Exercise data:
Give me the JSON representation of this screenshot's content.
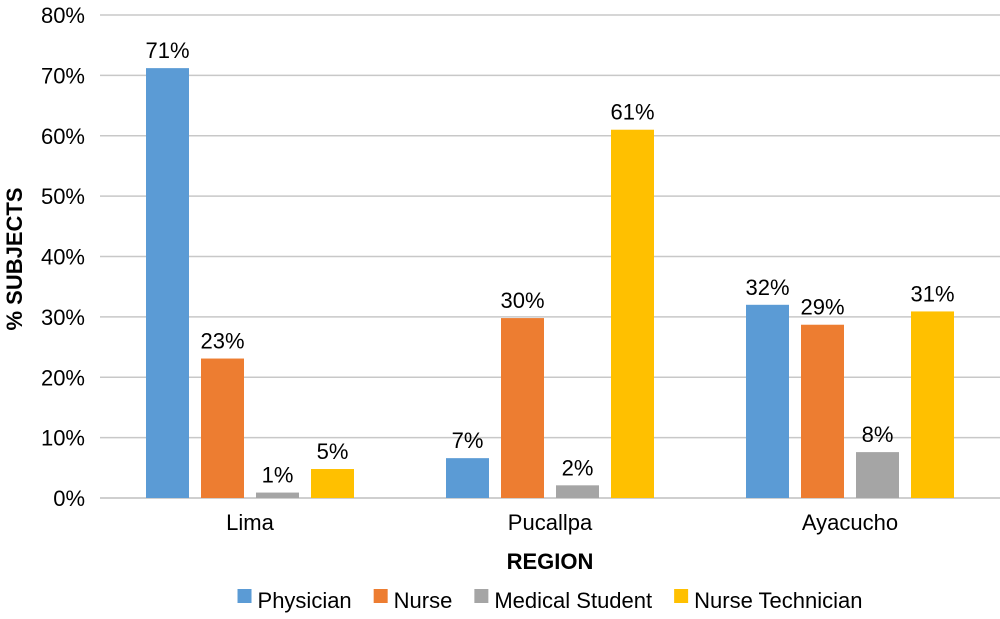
{
  "chart_data": {
    "type": "bar",
    "title": "",
    "xlabel": "REGION",
    "ylabel": "% SUBJECTS",
    "categories": [
      "Lima",
      "Pucallpa",
      "Ayacucho"
    ],
    "ylim": [
      0,
      80
    ],
    "yticks": [
      0,
      10,
      20,
      30,
      40,
      50,
      60,
      70,
      80
    ],
    "ytick_suffix": "%",
    "grid": true,
    "legend_position": "bottom",
    "series": [
      {
        "name": "Physician",
        "color": "#5B9BD5",
        "values": [
          71.2,
          6.6,
          32.0
        ],
        "labels": [
          "71%",
          "7%",
          "32%"
        ]
      },
      {
        "name": "Nurse",
        "color": "#ED7D31",
        "values": [
          23.1,
          29.8,
          28.7
        ],
        "labels": [
          "23%",
          "30%",
          "29%"
        ]
      },
      {
        "name": "Medical Student",
        "color": "#A5A5A5",
        "values": [
          0.9,
          2.1,
          7.6
        ],
        "labels": [
          "1%",
          "2%",
          "8%"
        ]
      },
      {
        "name": "Nurse Technician",
        "color": "#FFC000",
        "values": [
          4.8,
          61.0,
          30.9
        ],
        "labels": [
          "5%",
          "61%",
          "31%"
        ]
      }
    ]
  }
}
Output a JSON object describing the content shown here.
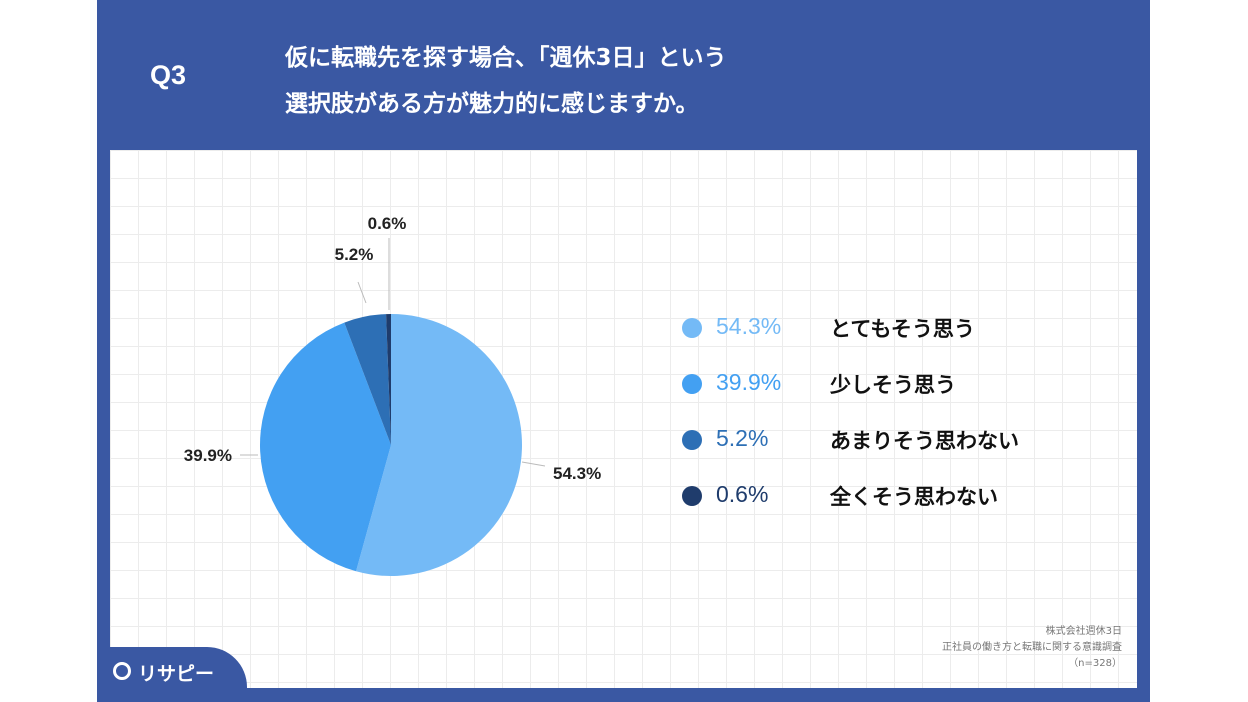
{
  "question": {
    "label": "Q3",
    "line1": "仮に転職先を探す場合、「週休3日」という",
    "line2": "選択肢がある方が魅力的に感じますか。"
  },
  "colors": {
    "background": "#3a58a3",
    "slice1": "#74baf6",
    "slice2": "#43a0f2",
    "slice3": "#2d6fb5",
    "slice4": "#1f3c6c"
  },
  "chart_data": {
    "type": "pie",
    "categories": [
      "とてもそう思う",
      "少しそう思う",
      "あまりそう思わない",
      "全くそう思わない"
    ],
    "values": [
      54.3,
      39.9,
      5.2,
      0.6
    ],
    "labels": [
      "54.3%",
      "39.9%",
      "5.2%",
      "0.6%"
    ],
    "legend_placement": "right"
  },
  "source": {
    "line1": "株式会社週休3日",
    "line2": "正社員の働き方と転職に関する意識調査",
    "line3": "（n=328）"
  },
  "logo": {
    "text": "リサピー",
    "icon": "pin-icon"
  }
}
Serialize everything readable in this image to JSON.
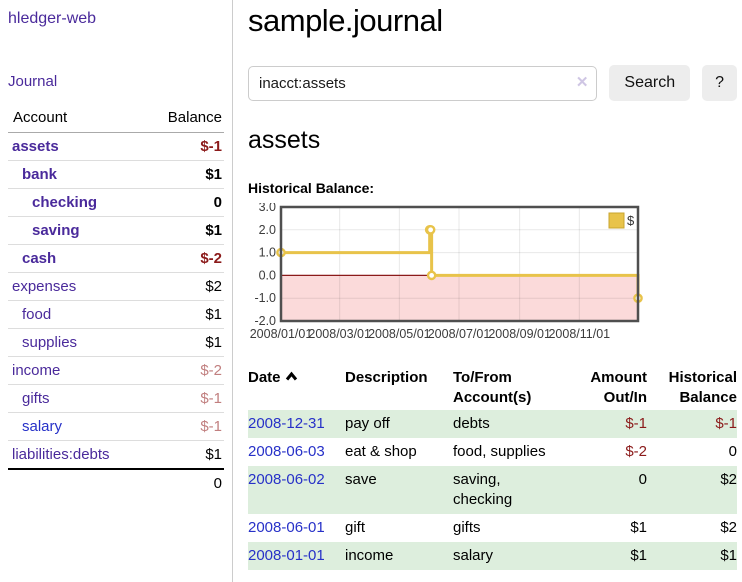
{
  "app": {
    "title": "hledger-web"
  },
  "sidebar": {
    "journal_link": "Journal",
    "accounts": {
      "headers": {
        "account": "Account",
        "balance": "Balance"
      },
      "rows": [
        {
          "account": "assets",
          "depth": 1,
          "bold": true,
          "balance": "$-1"
        },
        {
          "account": "bank",
          "depth": 2,
          "bold": true,
          "balance": "$1"
        },
        {
          "account": "checking",
          "depth": 3,
          "bold": true,
          "balance": "0"
        },
        {
          "account": "saving",
          "depth": 3,
          "bold": true,
          "balance": "$1"
        },
        {
          "account": "cash",
          "depth": 2,
          "bold": true,
          "balance": "$-2"
        },
        {
          "account": "expenses",
          "depth": 1,
          "bold": false,
          "balance": "$2"
        },
        {
          "account": "food",
          "depth": 2,
          "bold": false,
          "balance": "$1"
        },
        {
          "account": "supplies",
          "depth": 2,
          "bold": false,
          "balance": "$1"
        },
        {
          "account": "income",
          "depth": 1,
          "bold": false,
          "balance": "$-2"
        },
        {
          "account": "gifts",
          "depth": 2,
          "bold": false,
          "balance": "$-1"
        },
        {
          "account": "salary",
          "depth": 2,
          "bold": false,
          "balance": "$-1",
          "link_style": "blue"
        },
        {
          "account": "liabilities:debts",
          "depth": 1,
          "bold": false,
          "balance": "$1"
        }
      ],
      "total": "0"
    }
  },
  "header": {
    "title": "sample.journal"
  },
  "search": {
    "value": "inacct:assets",
    "clear_icon": "✕",
    "button_label": "Search",
    "help_label": "?"
  },
  "account_page": {
    "heading": "assets",
    "chart_title": "Historical Balance:"
  },
  "chart_data": {
    "type": "line",
    "style": "step",
    "title": "Historical Balance",
    "series": [
      {
        "name": "$",
        "color": "#e8c34a",
        "points": [
          [
            "2008-01-01",
            1
          ],
          [
            "2008-06-01",
            2
          ],
          [
            "2008-06-02",
            2
          ],
          [
            "2008-06-03",
            0
          ],
          [
            "2008-12-31",
            -1
          ]
        ]
      }
    ],
    "xlim": [
      "2008-01-01",
      "2008-12-31"
    ],
    "ylim": [
      -2,
      3
    ],
    "x_ticks": [
      {
        "date": "2008-01-01",
        "label": "2008/01/01"
      },
      {
        "date": "2008-03-01",
        "label": "2008/03/01"
      },
      {
        "date": "2008-05-01",
        "label": "2008/05/01"
      },
      {
        "date": "2008-07-01",
        "label": "2008/07/01"
      },
      {
        "date": "2008-09-01",
        "label": "2008/09/01"
      },
      {
        "date": "2008-11-01",
        "label": "2008/11/01"
      }
    ],
    "y_ticks": [
      {
        "value": 3,
        "label": "3.0"
      },
      {
        "value": 2,
        "label": "2.0"
      },
      {
        "value": 1,
        "label": "1.0"
      },
      {
        "value": 0,
        "label": "0.0"
      },
      {
        "value": -1,
        "label": "-1.0"
      },
      {
        "value": -2,
        "label": "-2.0"
      }
    ],
    "legend": {
      "position": "top-right",
      "label": "$"
    },
    "grid": true,
    "negative_region_color": "#fbdada",
    "zero_line_color": "#8b1a1a",
    "border_color": "#4f4f4f"
  },
  "transactions": {
    "columns": [
      {
        "label": "Date",
        "sorted": "ascending"
      },
      {
        "label": "Description"
      },
      {
        "label": "To/From Account(s)"
      },
      {
        "label": "Amount Out/In"
      },
      {
        "label": "Historical Balance"
      }
    ],
    "rows": [
      {
        "date": "2008-12-31",
        "description": "pay off",
        "accounts": "debts",
        "amount": "$-1",
        "balance": "$-1"
      },
      {
        "date": "2008-06-03",
        "description": "eat & shop",
        "accounts": "food, supplies",
        "amount": "$-2",
        "balance": "0"
      },
      {
        "date": "2008-06-02",
        "description": "save",
        "accounts": "saving, checking",
        "amount": "0",
        "balance": "$2"
      },
      {
        "date": "2008-06-01",
        "description": "gift",
        "accounts": "gifts",
        "amount": "$1",
        "balance": "$2"
      },
      {
        "date": "2008-01-01",
        "description": "income",
        "accounts": "salary",
        "amount": "$1",
        "balance": "$1"
      }
    ]
  },
  "colors": {
    "link_purple": "#4a2a9b",
    "link_blue": "#2731c8",
    "negative_dark": "#8b1a1a",
    "negative_muted": "#c17f7f",
    "row_green": "#ddeedd",
    "chart_yellow": "#e8c34a",
    "chart_negative_fill": "#fbdada",
    "button_bg": "#ededed"
  }
}
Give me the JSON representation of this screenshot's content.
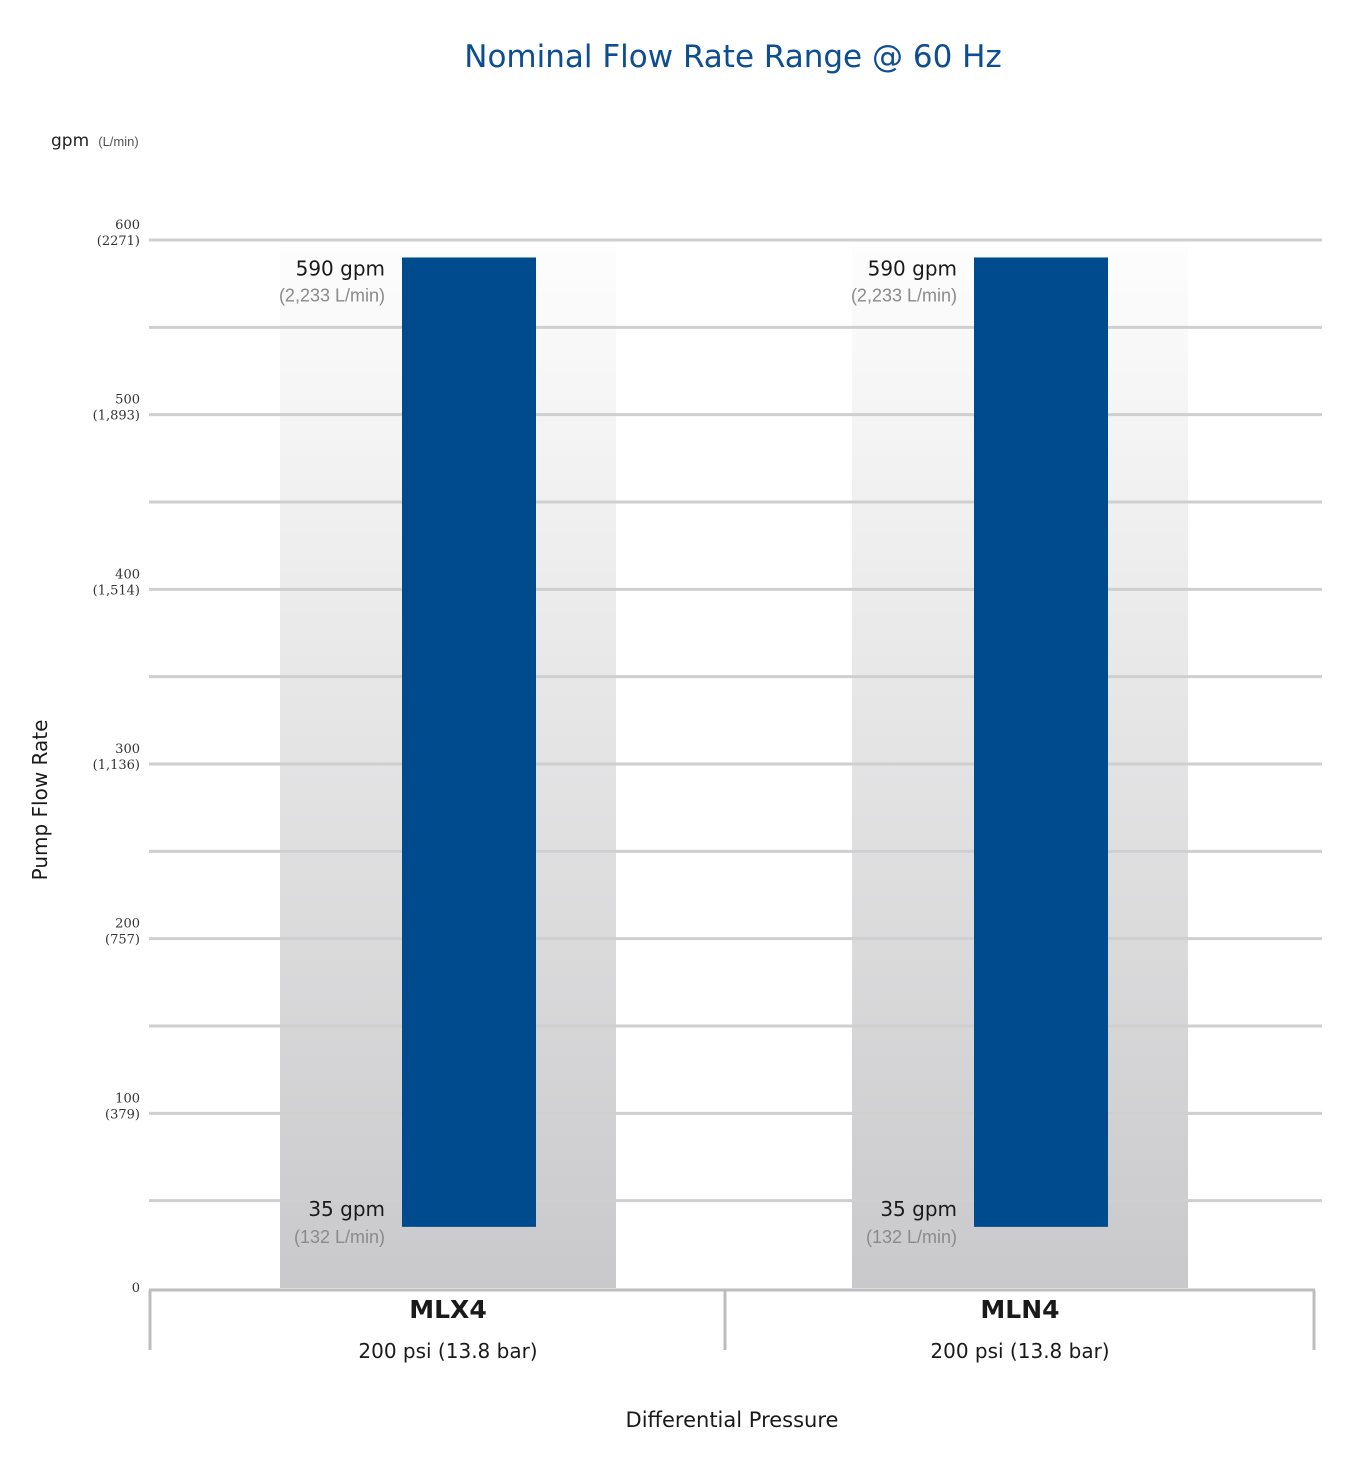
{
  "chart_data": {
    "type": "bar",
    "title": "Nominal Flow Rate Range @ 60 Hz",
    "unit_label": "gpm",
    "unit_label_secondary": "(L/min)",
    "ylabel": "Pump Flow Rate",
    "xlabel": "Differential Pressure",
    "ylim": [
      0,
      600
    ],
    "grid": true,
    "gridlines": [
      50,
      100,
      150,
      200,
      250,
      300,
      350,
      400,
      450,
      500,
      550,
      600
    ],
    "y_ticks": [
      {
        "value": 600,
        "label": "600",
        "sub": "(2271)"
      },
      {
        "value": 500,
        "label": "500",
        "sub": "(1,893)"
      },
      {
        "value": 400,
        "label": "400",
        "sub": "(1,514)"
      },
      {
        "value": 300,
        "label": "300",
        "sub": "(1,136)"
      },
      {
        "value": 200,
        "label": "200",
        "sub": "(757)"
      },
      {
        "value": 100,
        "label": "100",
        "sub": "(379)"
      },
      {
        "value": 0,
        "label": "0",
        "sub": ""
      }
    ],
    "bar_color": "#004b8d",
    "background_band_gradient": [
      "#fdfdfd",
      "#c9c9cb"
    ],
    "categories": [
      {
        "name": "MLX4",
        "sub": "200 psi (13.8 bar)",
        "min": 35,
        "max": 590,
        "min_label": "35 gpm",
        "min_sub": "(132 L/min)",
        "max_label": "590 gpm",
        "max_sub": "(2,233 L/min)"
      },
      {
        "name": "MLN4",
        "sub": "200 psi (13.8 bar)",
        "min": 35,
        "max": 590,
        "min_label": "35 gpm",
        "min_sub": "(132 L/min)",
        "max_label": "590 gpm",
        "max_sub": "(2,233 L/min)"
      }
    ]
  }
}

Exercise details: Copy out each line of the records that holds the string "name".

Solution:
        "name": "Physician",
        "name": "Nurse",
        "name": "Medical Student",
        "name": "Nurse Technician",
        "name": "$",
        "name": "MLX4",
        "name": "MLN4",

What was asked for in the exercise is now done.